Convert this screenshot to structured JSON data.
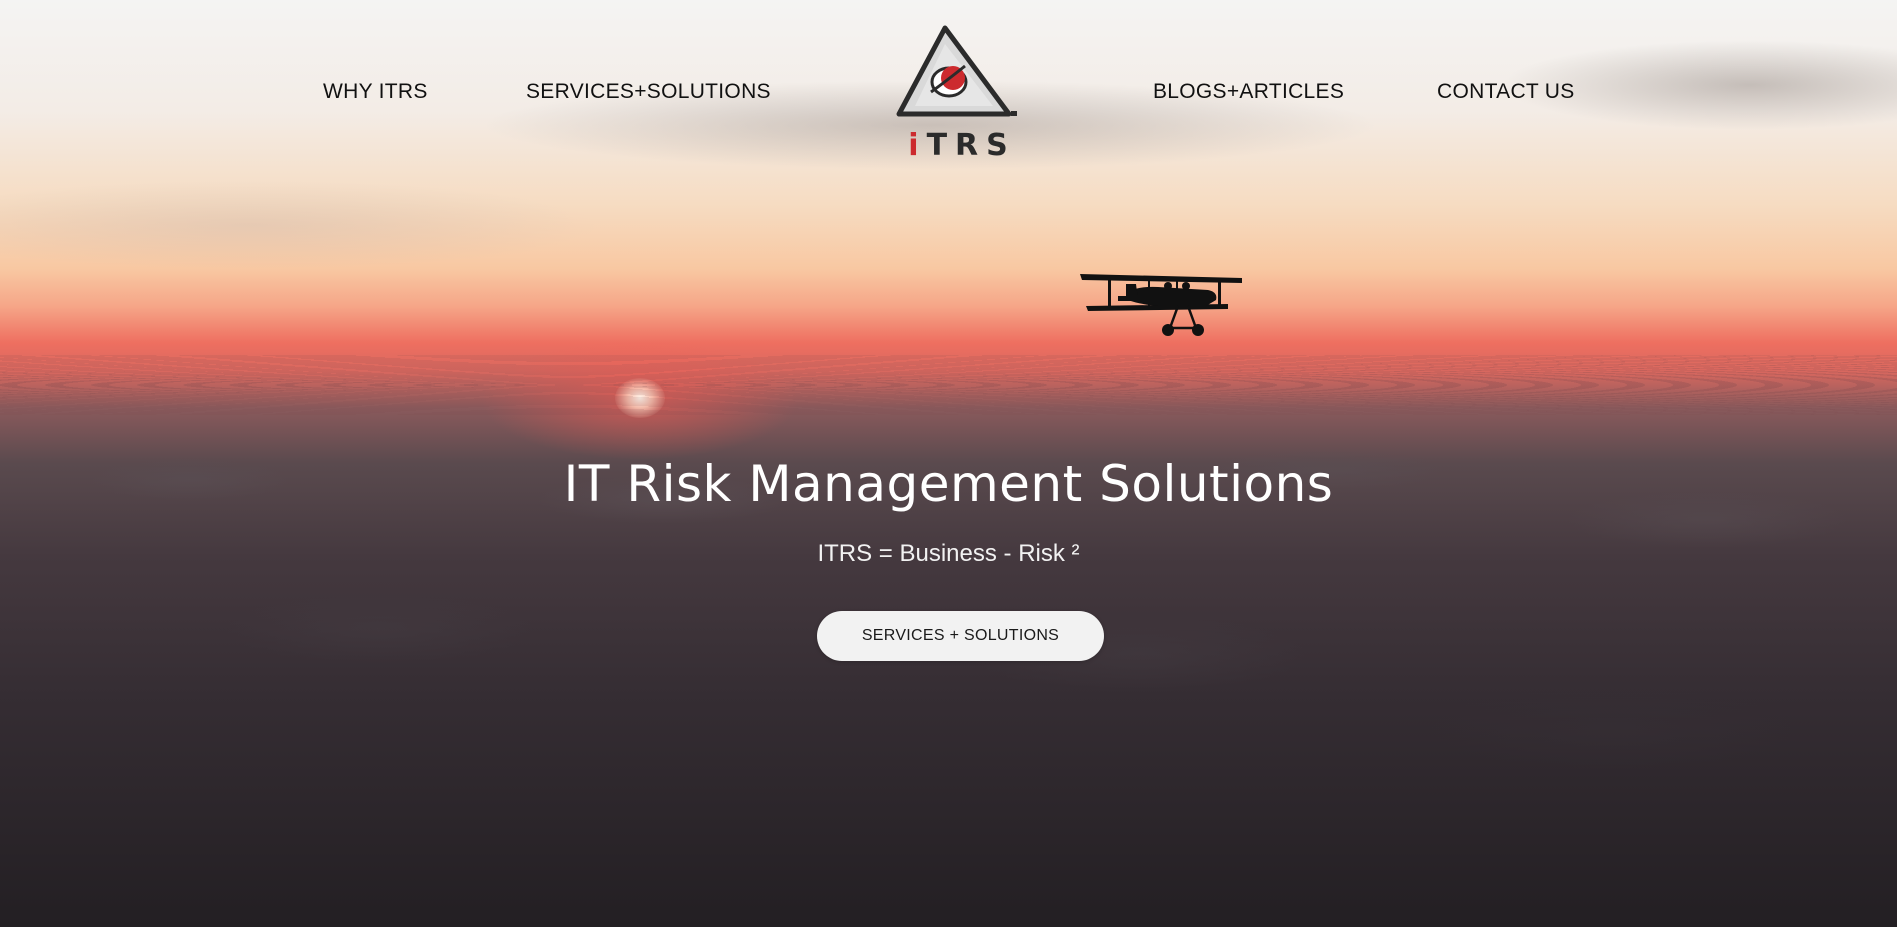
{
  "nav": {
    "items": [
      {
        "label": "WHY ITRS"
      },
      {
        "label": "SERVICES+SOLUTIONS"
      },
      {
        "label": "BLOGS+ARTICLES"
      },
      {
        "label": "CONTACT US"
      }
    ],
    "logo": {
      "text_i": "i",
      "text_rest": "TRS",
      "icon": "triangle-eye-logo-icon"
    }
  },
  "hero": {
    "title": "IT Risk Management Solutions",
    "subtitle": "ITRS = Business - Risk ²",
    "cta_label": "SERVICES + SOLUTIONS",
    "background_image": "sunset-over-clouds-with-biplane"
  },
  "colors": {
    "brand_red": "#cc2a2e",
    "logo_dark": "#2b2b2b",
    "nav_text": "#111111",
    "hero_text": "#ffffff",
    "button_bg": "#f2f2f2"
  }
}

> [Aim of the exercise]
Across the records, how many lines contain "ITRS"? Only the number should be given.

> [Final answer]
2